- Provided passage:
□ □ □ □ □ □ □
Home Today Is An 11-Year-Old Is Responsible For Naming Pluto In 1930 (Fact #23)

An 11-Year-Old Is Responsible For Naming Pluto In 1930 (Fact #23)

What National Day on January 4th celebrates those who accumulate and hoard tidbits of useless trivia? National Trivia Day, of course!

Each year, the holiday recognizes the collectors of unconnected, irrelevant data, facts, history, and quotes in the recesses of their brains. They are the ones who usually proffer these sometimes astounding bits of history when friends and family least expect it.

  1. The word trivia is plural for the word trivium.
  2. In ancient times, the term “trivia” was appropriated to mean something very new.
  3. Nostalgic college students in the 1960s, along with others, began to informally trade questions and answers about the popular culture of their youth.
  4. Trivia (Dell, 1966) was the first book treating trivia in the revolutionary new sense, authored by Ed Goodgold and Dan Carlinsky.  This book achieved a ranking on the New York Times bestseller list.
  5. Over time, the word “trivia” has come to refer to obscure and arcane bits of dry knowledge as well as nostalgic remembrances of pop culture.
  6. In North America, the game Trivial Pursuit peaked in 1984, when consumers bought over 20 million games.
□ □ □ □ □ □ □
Element boundary records:
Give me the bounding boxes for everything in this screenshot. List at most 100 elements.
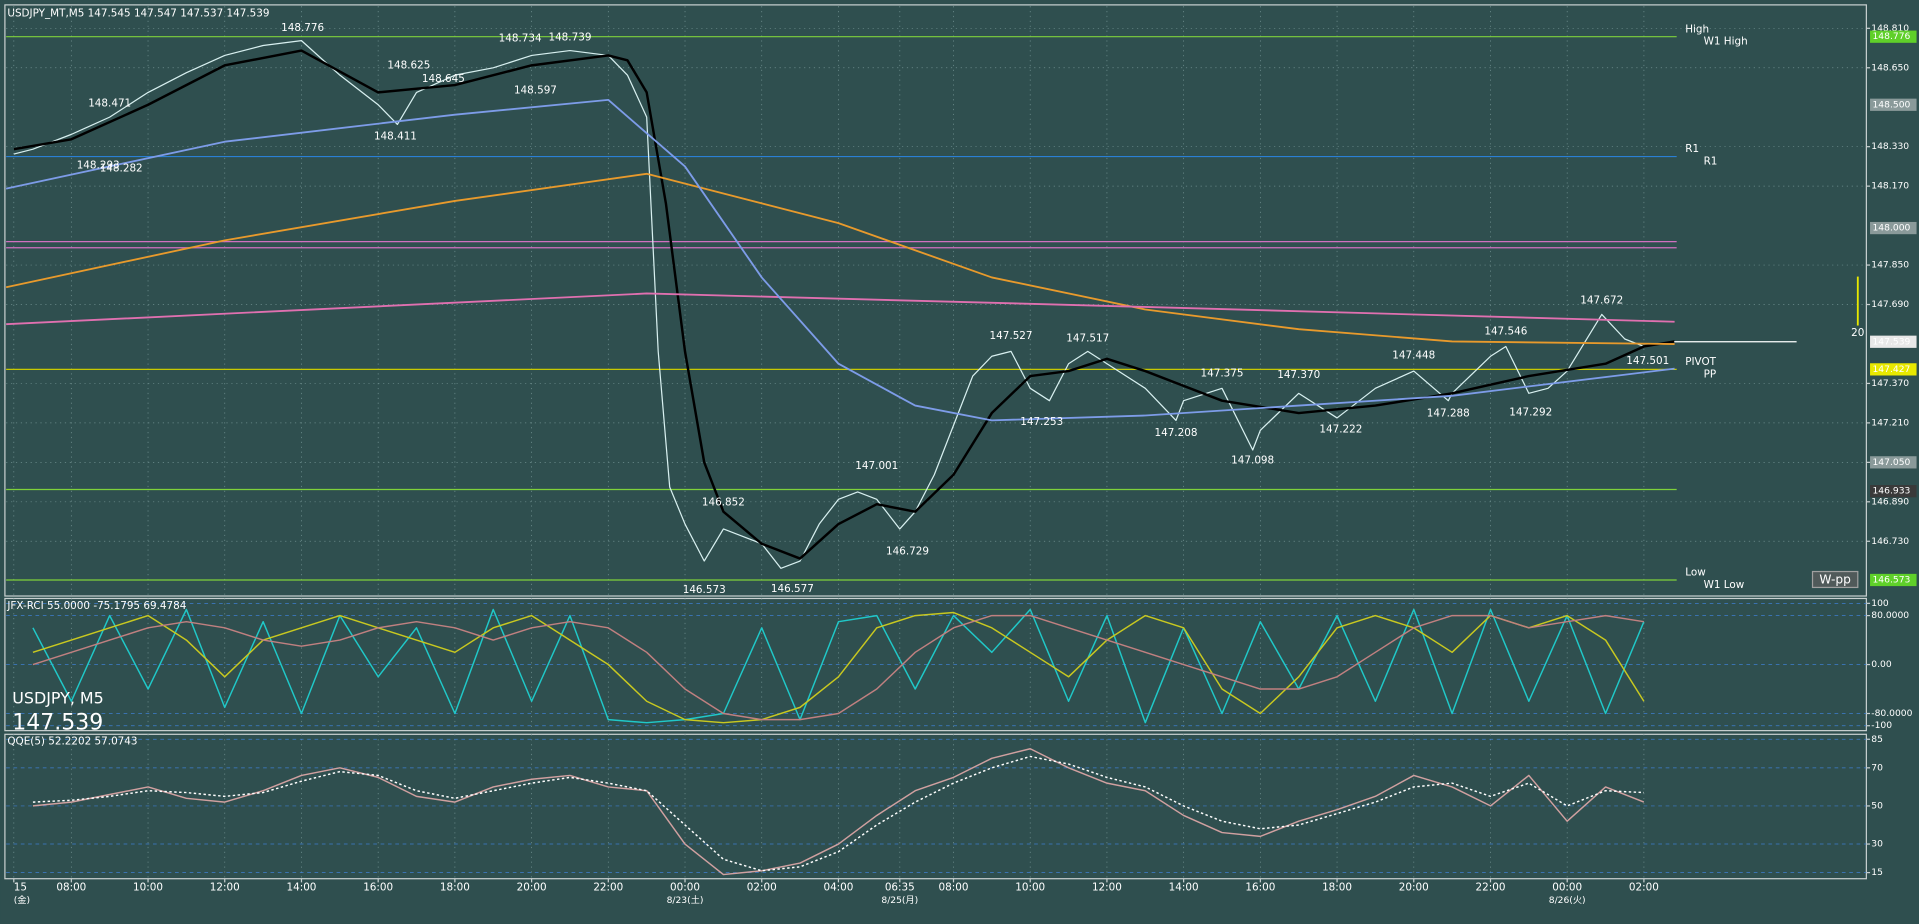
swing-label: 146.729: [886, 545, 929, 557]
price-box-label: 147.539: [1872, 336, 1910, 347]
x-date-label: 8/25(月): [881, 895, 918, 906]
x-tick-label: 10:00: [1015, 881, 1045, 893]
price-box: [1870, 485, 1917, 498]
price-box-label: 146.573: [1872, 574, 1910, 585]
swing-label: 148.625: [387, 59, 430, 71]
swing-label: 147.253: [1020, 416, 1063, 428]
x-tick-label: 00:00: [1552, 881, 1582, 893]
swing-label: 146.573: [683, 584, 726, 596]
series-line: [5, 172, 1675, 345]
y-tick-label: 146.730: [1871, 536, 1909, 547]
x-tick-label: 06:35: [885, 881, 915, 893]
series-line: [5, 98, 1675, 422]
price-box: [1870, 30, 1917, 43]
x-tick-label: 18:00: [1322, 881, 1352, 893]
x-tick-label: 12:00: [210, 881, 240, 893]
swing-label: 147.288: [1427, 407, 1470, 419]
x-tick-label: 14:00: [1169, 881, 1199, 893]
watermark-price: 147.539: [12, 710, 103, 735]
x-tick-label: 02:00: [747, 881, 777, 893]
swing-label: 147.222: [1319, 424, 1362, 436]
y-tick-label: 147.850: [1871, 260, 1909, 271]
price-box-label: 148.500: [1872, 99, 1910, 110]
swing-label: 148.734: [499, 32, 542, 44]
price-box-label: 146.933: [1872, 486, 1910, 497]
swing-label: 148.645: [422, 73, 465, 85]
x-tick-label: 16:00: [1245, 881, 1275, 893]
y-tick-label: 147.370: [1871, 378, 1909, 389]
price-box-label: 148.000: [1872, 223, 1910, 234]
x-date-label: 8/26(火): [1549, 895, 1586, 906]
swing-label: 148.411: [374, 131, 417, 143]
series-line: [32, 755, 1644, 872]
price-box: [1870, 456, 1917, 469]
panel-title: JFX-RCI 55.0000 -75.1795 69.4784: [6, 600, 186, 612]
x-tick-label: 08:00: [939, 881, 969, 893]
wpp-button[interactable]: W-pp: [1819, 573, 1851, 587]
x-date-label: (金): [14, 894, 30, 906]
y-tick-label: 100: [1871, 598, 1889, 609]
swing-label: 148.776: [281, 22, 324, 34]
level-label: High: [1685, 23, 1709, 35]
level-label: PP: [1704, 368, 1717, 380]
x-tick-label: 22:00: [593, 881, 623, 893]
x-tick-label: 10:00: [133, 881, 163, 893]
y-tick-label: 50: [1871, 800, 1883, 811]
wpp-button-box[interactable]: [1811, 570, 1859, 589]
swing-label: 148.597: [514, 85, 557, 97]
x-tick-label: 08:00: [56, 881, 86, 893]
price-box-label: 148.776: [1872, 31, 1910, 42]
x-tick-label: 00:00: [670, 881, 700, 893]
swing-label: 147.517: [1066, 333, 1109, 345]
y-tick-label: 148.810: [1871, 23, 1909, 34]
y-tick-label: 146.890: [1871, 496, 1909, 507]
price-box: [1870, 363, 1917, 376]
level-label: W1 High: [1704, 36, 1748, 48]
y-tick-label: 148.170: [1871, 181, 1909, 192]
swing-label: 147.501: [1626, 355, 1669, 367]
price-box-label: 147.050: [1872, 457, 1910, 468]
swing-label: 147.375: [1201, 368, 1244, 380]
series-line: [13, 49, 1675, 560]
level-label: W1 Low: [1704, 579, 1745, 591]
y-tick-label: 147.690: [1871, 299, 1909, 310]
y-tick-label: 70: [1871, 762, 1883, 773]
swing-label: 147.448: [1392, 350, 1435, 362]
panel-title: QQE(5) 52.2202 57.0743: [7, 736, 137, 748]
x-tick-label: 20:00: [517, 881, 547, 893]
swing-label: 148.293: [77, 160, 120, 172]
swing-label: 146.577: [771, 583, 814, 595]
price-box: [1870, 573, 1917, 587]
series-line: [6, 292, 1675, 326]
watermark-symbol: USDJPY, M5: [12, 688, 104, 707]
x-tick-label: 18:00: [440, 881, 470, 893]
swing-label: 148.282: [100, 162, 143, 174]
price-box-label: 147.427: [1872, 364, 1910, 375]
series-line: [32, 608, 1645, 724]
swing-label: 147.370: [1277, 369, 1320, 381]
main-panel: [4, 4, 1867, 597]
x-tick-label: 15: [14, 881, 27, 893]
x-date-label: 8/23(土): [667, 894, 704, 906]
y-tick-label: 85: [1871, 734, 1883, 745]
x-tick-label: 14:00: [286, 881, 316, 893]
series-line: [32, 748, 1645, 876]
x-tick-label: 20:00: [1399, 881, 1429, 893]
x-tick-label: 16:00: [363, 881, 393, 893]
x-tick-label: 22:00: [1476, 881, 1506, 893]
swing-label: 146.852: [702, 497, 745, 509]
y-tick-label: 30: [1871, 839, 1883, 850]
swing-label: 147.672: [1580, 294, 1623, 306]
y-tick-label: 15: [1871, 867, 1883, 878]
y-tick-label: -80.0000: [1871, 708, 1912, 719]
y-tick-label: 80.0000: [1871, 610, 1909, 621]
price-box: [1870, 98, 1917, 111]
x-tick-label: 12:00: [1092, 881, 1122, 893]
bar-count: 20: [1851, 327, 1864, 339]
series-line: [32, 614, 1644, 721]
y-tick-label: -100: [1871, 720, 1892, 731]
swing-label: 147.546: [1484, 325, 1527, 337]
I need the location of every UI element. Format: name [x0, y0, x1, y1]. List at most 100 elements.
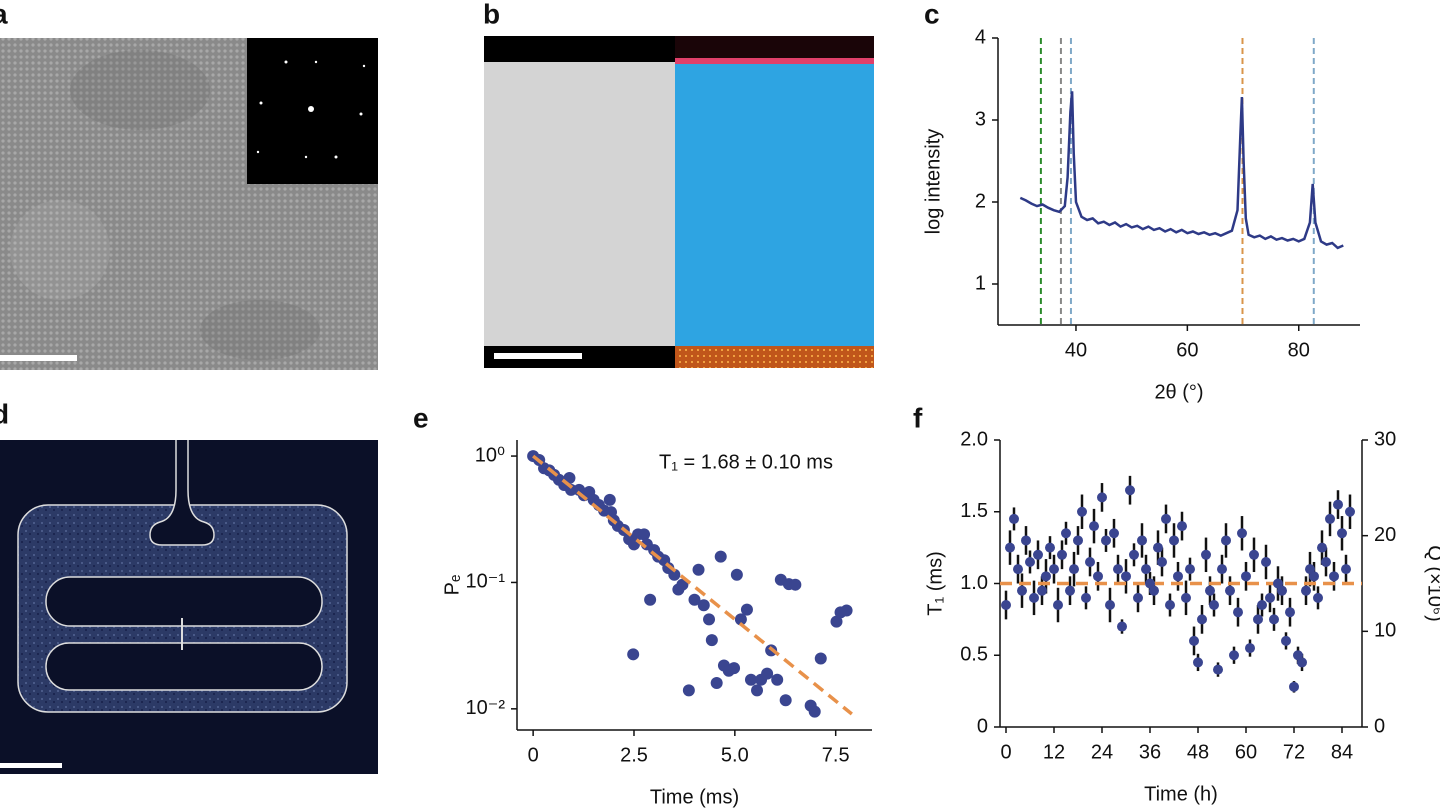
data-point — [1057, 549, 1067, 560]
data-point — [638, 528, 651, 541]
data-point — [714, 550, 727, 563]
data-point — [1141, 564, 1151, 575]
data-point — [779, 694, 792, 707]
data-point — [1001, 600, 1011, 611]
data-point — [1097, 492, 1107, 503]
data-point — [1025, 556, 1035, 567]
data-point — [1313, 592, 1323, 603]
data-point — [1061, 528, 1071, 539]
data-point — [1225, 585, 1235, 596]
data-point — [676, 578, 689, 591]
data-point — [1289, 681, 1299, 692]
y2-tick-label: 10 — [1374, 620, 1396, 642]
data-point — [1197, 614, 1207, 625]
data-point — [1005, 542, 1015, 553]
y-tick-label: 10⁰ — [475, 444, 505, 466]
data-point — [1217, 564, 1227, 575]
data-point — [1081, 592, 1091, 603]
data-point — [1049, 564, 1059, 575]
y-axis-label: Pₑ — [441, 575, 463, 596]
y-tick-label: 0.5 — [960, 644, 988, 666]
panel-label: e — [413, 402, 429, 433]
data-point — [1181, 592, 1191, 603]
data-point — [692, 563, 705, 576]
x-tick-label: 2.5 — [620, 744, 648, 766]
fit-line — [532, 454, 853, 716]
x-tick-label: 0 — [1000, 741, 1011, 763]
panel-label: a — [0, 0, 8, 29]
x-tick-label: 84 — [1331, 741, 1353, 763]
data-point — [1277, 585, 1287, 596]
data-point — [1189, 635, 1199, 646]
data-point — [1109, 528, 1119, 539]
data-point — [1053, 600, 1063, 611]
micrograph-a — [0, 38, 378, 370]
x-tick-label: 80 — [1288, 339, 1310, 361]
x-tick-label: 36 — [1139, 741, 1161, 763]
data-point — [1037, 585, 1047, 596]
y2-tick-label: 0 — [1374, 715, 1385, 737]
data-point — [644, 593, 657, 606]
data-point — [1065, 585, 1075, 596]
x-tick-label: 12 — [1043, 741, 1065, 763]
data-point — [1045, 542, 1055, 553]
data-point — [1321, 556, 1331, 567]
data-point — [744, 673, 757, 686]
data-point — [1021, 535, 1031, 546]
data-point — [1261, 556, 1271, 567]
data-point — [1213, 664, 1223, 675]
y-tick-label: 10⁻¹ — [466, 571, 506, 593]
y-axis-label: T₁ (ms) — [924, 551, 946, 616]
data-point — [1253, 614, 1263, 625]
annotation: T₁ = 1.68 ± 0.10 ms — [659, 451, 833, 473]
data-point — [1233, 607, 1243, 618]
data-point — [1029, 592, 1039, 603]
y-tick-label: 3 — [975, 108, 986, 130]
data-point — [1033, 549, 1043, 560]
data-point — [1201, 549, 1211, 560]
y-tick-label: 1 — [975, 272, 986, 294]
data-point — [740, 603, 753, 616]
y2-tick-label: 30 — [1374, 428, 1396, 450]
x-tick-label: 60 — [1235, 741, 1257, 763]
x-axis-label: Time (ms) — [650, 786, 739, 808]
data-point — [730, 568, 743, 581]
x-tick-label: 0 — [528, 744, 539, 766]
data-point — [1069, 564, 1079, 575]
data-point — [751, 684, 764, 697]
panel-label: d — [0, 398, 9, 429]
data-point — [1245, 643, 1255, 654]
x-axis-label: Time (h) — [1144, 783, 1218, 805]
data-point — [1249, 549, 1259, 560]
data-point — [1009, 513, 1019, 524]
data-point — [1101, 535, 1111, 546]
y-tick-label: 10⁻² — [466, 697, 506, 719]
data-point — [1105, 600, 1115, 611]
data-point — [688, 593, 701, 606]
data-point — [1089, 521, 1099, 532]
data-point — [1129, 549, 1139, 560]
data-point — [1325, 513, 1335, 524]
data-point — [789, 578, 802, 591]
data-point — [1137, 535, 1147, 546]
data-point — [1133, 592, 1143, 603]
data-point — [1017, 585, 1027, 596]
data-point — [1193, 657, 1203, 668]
□ □ □ □ □ □ □
Carry on the National Trivia Day text, picking up after the fact about Trivial Pursuit sales in 1984.

  7. Trivial Pursuit was first created in Montreal, Quebec, Canada in 1979 by two men named Chris Haney and Scott Abbott, who had become frustrated to find pieces of their Scrabble game had gone missing, thus inspiring them to create their own game. Trivial Pursuit became an almost instant hit and worldwide phenomenon, and the trivia craze began.
  8. Steven Point, Wisconsin, holds the largest current trivia contest at the University of  Wisconsin-Stevens Point’s college radio station WWSP 89.9 FM.  During the April 2013 event, the university hosted the 44th annual contest. Typically, 400 teams participate, ranging from 1 to 150 players.  The competition, which is open to anyone, spans 54 hours over a weekend with eight questions each hour.
  9. The first season of the popular television trivia show Jeopardy! premiered on March 30, 1964.
  10. In the Victorian era, special teacups were produced to protect the mustache from being inadvertently dipped in tea.
  11. Hallmark now produces cards for those who have been made redundant.
  12. Dr. Dre has made more money from the “Beats” headphones franchise than he made over his entire musical career.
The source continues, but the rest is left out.